Dataset entries:
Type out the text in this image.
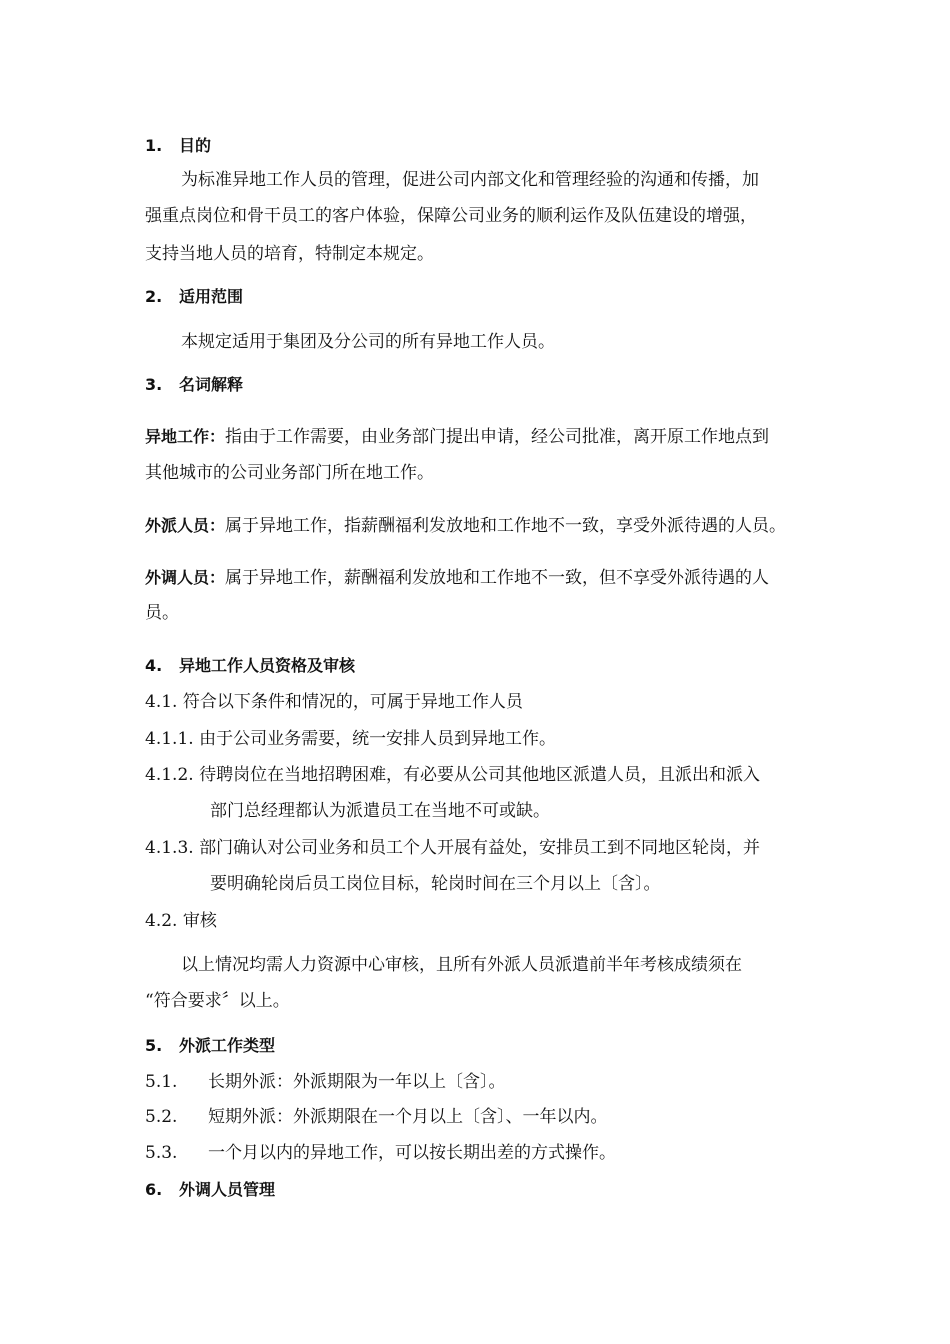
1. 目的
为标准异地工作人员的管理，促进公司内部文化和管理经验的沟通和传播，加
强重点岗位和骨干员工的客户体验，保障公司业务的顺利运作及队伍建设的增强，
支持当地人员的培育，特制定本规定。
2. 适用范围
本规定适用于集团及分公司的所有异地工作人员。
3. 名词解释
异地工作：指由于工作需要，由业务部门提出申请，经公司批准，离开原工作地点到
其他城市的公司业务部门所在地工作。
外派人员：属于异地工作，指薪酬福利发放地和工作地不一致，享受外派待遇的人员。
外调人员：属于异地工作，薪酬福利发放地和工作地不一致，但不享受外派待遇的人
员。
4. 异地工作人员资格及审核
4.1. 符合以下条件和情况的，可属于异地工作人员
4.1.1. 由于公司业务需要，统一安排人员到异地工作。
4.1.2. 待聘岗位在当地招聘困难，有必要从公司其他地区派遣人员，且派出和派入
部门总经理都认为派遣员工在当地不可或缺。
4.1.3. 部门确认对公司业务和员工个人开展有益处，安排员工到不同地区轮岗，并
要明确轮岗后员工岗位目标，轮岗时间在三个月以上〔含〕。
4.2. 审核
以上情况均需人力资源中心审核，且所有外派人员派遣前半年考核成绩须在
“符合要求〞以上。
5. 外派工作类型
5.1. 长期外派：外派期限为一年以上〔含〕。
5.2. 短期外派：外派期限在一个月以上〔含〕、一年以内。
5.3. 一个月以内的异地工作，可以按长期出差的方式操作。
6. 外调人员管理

▶ _Requirement_: Leave the pictures out and print the records above exactly as they stand.

▶ _Answer to this exercise_:
Type out the text in this image.
1. 目的
为标准异地工作人员的管理，促进公司内部文化和管理经验的沟通和传播，加
强重点岗位和骨干员工的客户体验，保障公司业务的顺利运作及队伍建设的增强，
支持当地人员的培育，特制定本规定。
2. 适用范围
本规定适用于集团及分公司的所有异地工作人员。
3. 名词解释
异地工作：指由于工作需要，由业务部门提出申请，经公司批准，离开原工作地点到
其他城市的公司业务部门所在地工作。
外派人员：属于异地工作，指薪酬福利发放地和工作地不一致，享受外派待遇的人员。
外调人员：属于异地工作，薪酬福利发放地和工作地不一致，但不享受外派待遇的人
员。
4. 异地工作人员资格及审核
4.1. 符合以下条件和情况的，可属于异地工作人员
4.1.1. 由于公司业务需要，统一安排人员到异地工作。
4.1.2. 待聘岗位在当地招聘困难，有必要从公司其他地区派遣人员，且派出和派入
部门总经理都认为派遣员工在当地不可或缺。
4.1.3. 部门确认对公司业务和员工个人开展有益处，安排员工到不同地区轮岗，并
要明确轮岗后员工岗位目标，轮岗时间在三个月以上〔含〕。
4.2. 审核
以上情况均需人力资源中心审核，且所有外派人员派遣前半年考核成绩须在
“符合要求〞以上。
5. 外派工作类型
5.1. 长期外派：外派期限为一年以上〔含〕。
5.2. 短期外派：外派期限在一个月以上〔含〕、一年以内。
5.3. 一个月以内的异地工作，可以按长期出差的方式操作。
6. 外调人员管理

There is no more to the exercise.